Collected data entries
———

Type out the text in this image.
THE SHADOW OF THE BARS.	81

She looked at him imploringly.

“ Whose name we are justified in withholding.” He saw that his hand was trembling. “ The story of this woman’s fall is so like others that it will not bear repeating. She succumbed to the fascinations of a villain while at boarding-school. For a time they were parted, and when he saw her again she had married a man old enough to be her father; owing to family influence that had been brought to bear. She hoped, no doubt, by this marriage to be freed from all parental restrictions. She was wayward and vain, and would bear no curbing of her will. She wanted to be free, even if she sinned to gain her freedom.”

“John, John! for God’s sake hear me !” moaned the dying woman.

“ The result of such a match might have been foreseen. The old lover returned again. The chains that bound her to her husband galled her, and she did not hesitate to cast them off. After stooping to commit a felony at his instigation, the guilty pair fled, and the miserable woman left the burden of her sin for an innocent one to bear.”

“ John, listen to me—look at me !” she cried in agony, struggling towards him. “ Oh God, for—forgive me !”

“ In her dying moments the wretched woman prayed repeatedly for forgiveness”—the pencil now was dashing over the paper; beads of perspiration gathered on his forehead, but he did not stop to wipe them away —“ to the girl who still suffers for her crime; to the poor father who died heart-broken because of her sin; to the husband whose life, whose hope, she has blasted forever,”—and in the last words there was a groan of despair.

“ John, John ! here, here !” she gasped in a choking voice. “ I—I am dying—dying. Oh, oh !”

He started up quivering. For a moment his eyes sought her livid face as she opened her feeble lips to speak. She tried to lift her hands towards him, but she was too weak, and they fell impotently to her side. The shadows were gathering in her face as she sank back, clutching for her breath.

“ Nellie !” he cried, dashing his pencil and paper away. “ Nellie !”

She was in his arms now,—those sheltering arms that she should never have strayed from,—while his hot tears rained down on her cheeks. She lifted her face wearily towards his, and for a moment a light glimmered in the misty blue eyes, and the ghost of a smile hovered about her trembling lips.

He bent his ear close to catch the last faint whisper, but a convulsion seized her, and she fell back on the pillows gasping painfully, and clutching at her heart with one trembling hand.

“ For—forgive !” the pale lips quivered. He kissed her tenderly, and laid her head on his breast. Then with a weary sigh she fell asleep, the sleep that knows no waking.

———

#### [What you have to do]
Identify and copy lines that hold the string "John".

#### [Response to this task]
“John, John! for God’s sake hear me !” moaned the dying woman.
“ John, listen to me—look at me !” she cried in agony, struggling towards him. “ Oh God, for—forgive me !”
“ John, John ! here, here !” she gasped in a choking voice. “ I—I am dying—dying. Oh, oh !”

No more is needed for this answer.